== Instructions to follow ==
Below is a block of records; reproduce all of them exactly and leave out any pictures.

[Data entries for graphics]
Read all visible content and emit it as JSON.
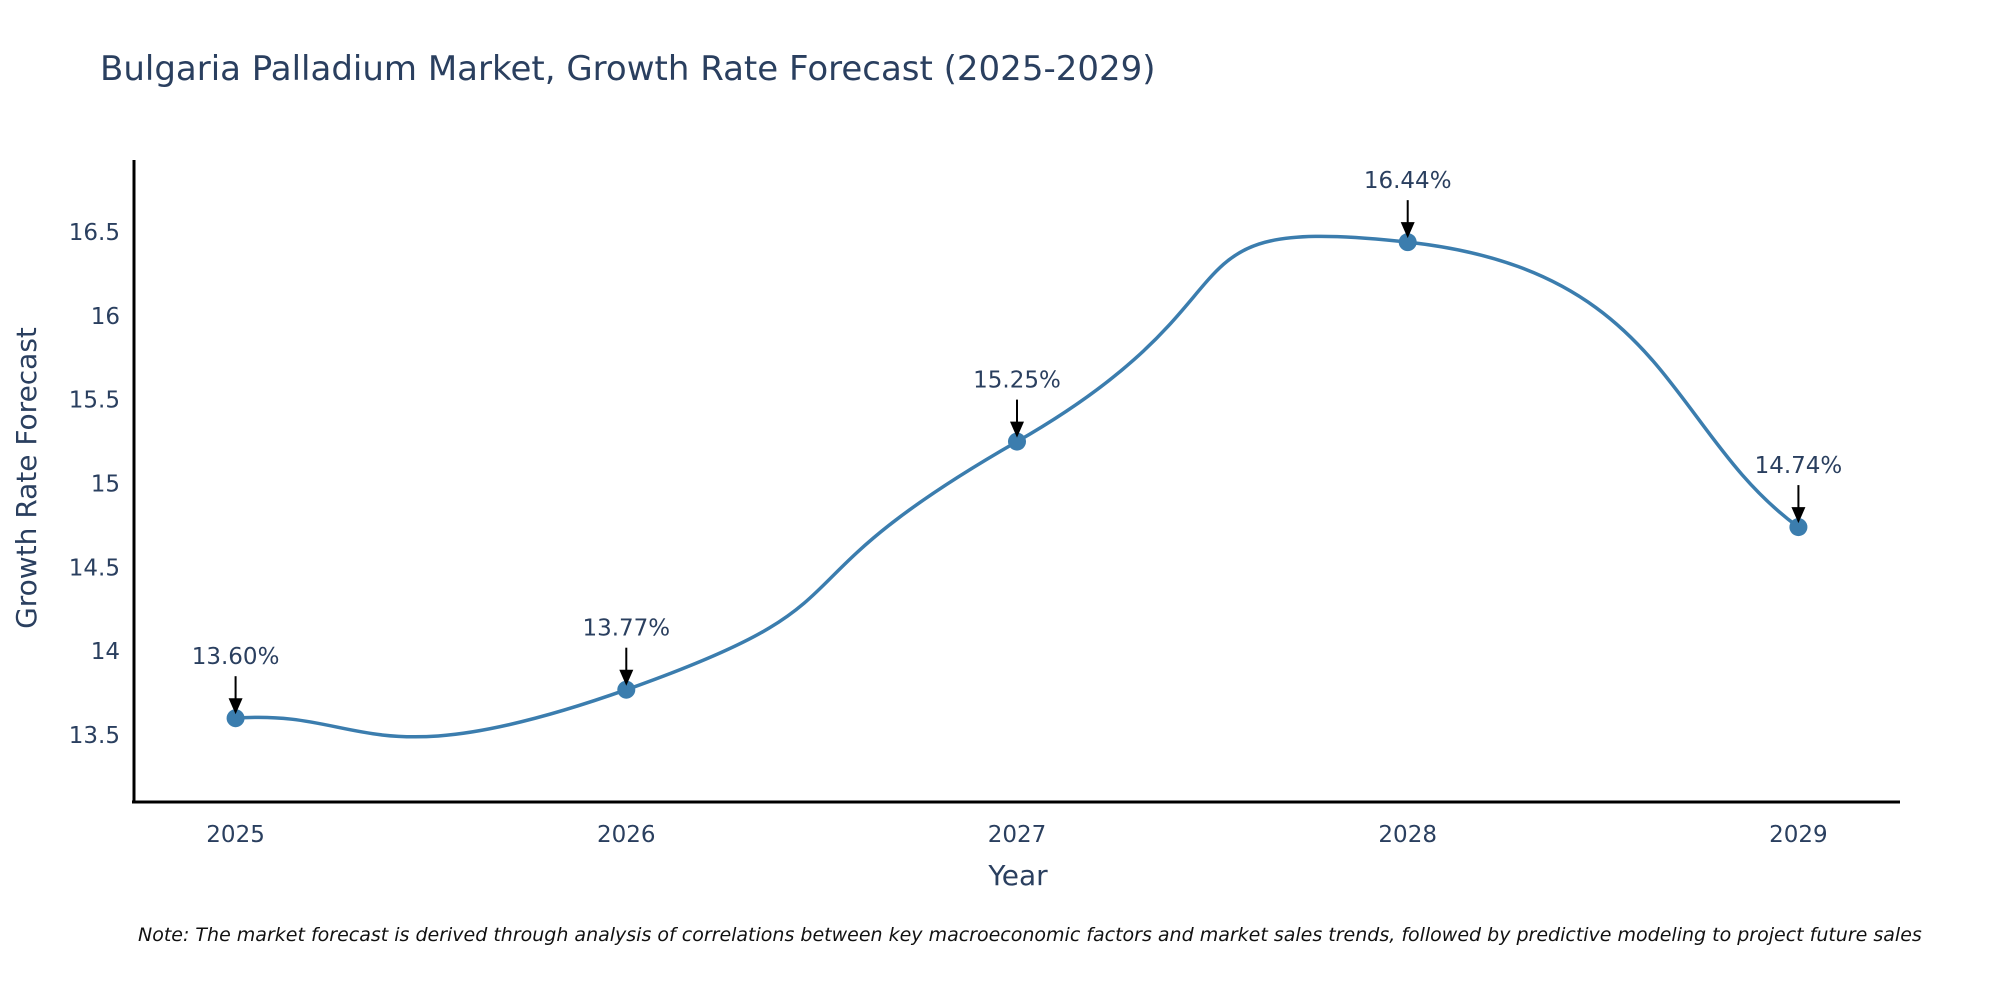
{
  "chart_data": {
    "type": "line",
    "title": "Bulgaria Palladium Market, Growth Rate Forecast (2025-2029)",
    "xlabel": "Year",
    "ylabel": "Growth Rate Forecast",
    "categories": [
      "2025",
      "2026",
      "2027",
      "2028",
      "2029"
    ],
    "values": [
      13.6,
      13.77,
      15.25,
      16.44,
      14.74
    ],
    "data_labels": [
      "13.60%",
      "13.77%",
      "15.25%",
      "16.44%",
      "14.74%"
    ],
    "yticks": [
      13.5,
      14,
      14.5,
      15,
      15.5,
      16,
      16.5
    ],
    "ytick_labels": [
      "13.5",
      "14",
      "14.5",
      "15",
      "15.5",
      "16",
      "16.5"
    ],
    "ylim": [
      13.1,
      16.93
    ],
    "xlim": [
      -0.26,
      4.26
    ],
    "grid": false,
    "legend": "none",
    "line_shape": "spline",
    "annotation_arrows": true,
    "line_color": "#3b7dae",
    "marker_color": "#3b7dae",
    "note": "Note: The market forecast is derived through analysis of correlations between key macroeconomic factors and market sales trends, followed by predictive modeling to project future sales"
  }
}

== Written response ==
Read all visible content and emit it as JSON.
{
  "chart_data": {
    "type": "line",
    "title": "Bulgaria Palladium Market, Growth Rate Forecast (2025-2029)",
    "xlabel": "Year",
    "ylabel": "Growth Rate Forecast",
    "categories": [
      "2025",
      "2026",
      "2027",
      "2028",
      "2029"
    ],
    "values": [
      13.6,
      13.77,
      15.25,
      16.44,
      14.74
    ],
    "data_labels": [
      "13.60%",
      "13.77%",
      "15.25%",
      "16.44%",
      "14.74%"
    ],
    "yticks": [
      13.5,
      14,
      14.5,
      15,
      15.5,
      16,
      16.5
    ],
    "ytick_labels": [
      "13.5",
      "14",
      "14.5",
      "15",
      "15.5",
      "16",
      "16.5"
    ],
    "ylim": [
      13.1,
      16.93
    ],
    "xlim": [
      -0.26,
      4.26
    ],
    "grid": false,
    "legend": "none",
    "line_shape": "spline",
    "annotation_arrows": true,
    "line_color": "#3b7dae",
    "marker_color": "#3b7dae",
    "note": "Note: The market forecast is derived through analysis of correlations between key macroeconomic factors and market sales trends, followed by predictive modeling to project future sales"
  }
}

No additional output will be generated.